(WHAT IS ASKED)
[1] In the passage on Apollonia, how far is the ancient city from the modern city of Fier, and in which direction?
[2] Summarize the passage on Apollonia in two sentences.
[3] Reproduce the part of the passage on Apollonia starting at "Excavations in the" and ending at "below Apollonia’s hills.", changing "Austrian" to "French".

The Apollonia medieval monastery and its landscaping were recently rehabilitated under an EU-funded €700,000 project to boost tourism in the country’s second largest cultural heritage destination.
Established in the 7th century B.C., by Greek settlers, the ancient city of Apollonia is located 11 km to the west of the modern city of Fier.
Among the most interesting monuments worth visiting are the Bouleterion (city council), the library, the triumphal arch, the temple of Artemis, the Odeon built in the 2nd century B.C., the two-storey 77 m long Stoa, a theater with a capacity 10,000 spectators, and the Nymphaeum, a monumental water fountain covering an area of 2000 m2.
The Apollonia park also features a museum with some of the most important artifacts discovered in the park.
Closed down on safety grounds in the early 1990s, the archaeological museum of Apollonia, reopened its doors in December 2011 after 20 years. The reopened museum in the south-western district of Fier, restored under UN assistance, features 750 archaeological items and ancient coin treasuries, previously stored at the Archaeology Institute of Tirana.
With a capacity of 10,000 to 12,000 seats, the Apollonia Theatre was one of the biggest of its kind in the Mediterranean and is the biggest ancient construction in Albania along with the Durres amphitheater.
Established as a local assembly and theatrical site, the theater turned into an arena for gladiator and animal fights. The theater’s activity stopped in the 4th century AD after its collapse.
A German-Albanian archaeological mission has been conducting excavations in Apollonia for more than a decade.
Excavations in the Apollonia park began during World War I by Austrian archaeologists. The process continues as it is believed that most of the city is still deep below Apollonia’s hills.

(DATA SEGMENT)
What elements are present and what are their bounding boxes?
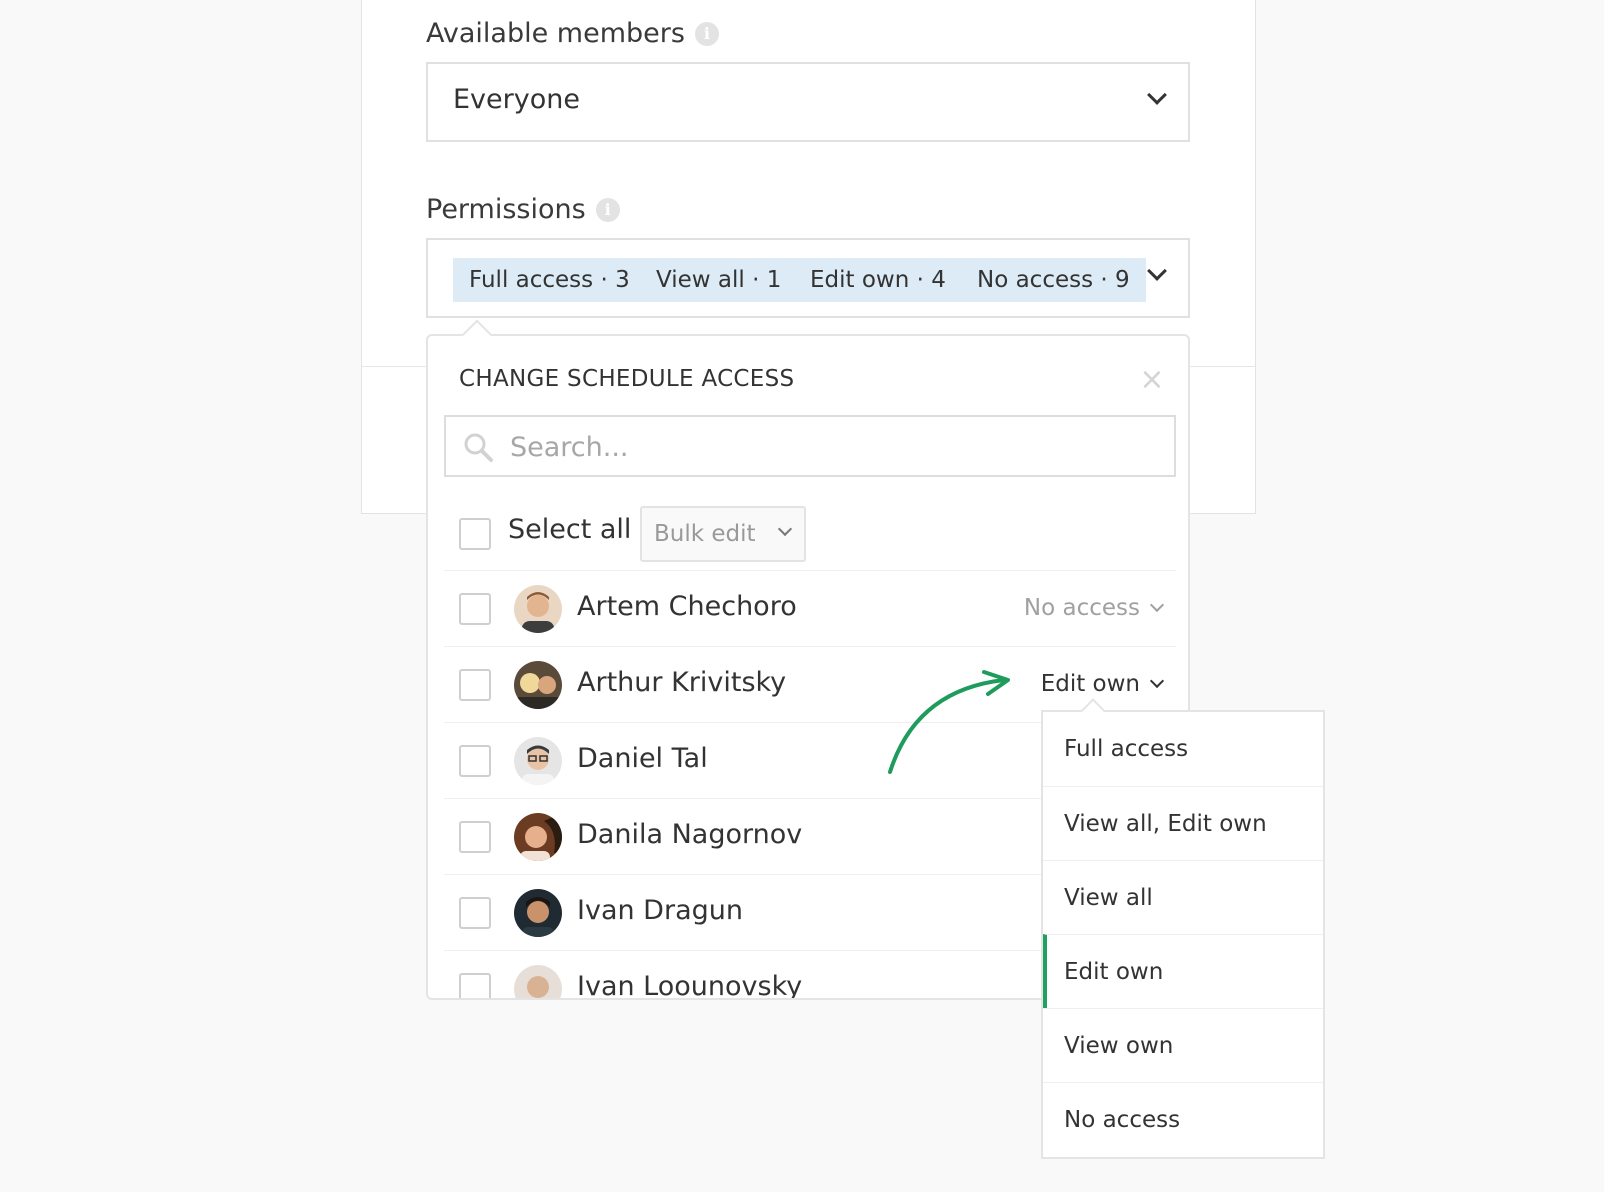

(WRITTEN ANSWERS)
[1] It lies 11 km to the west of the modern city of Fier.

[2] Apollonia, an ancient city founded by Greek settlers in the 7th century B.C. near Fier, has monuments such as a large theater, a Stoa and a Nymphaeum, and its medieval monastery was recently rehabilitated under an EU-funded project to boost tourism. Its archaeological museum reopened in December 2011 after 20 years, and excavations that began during World War I continue because most of the city is believed to lie below Apollonia's hills.

[3]
Excavations in the Apollonia park began during World War I by French archaeologists. The process continues as it is believed that most of the city is still deep below Apollonia’s hills.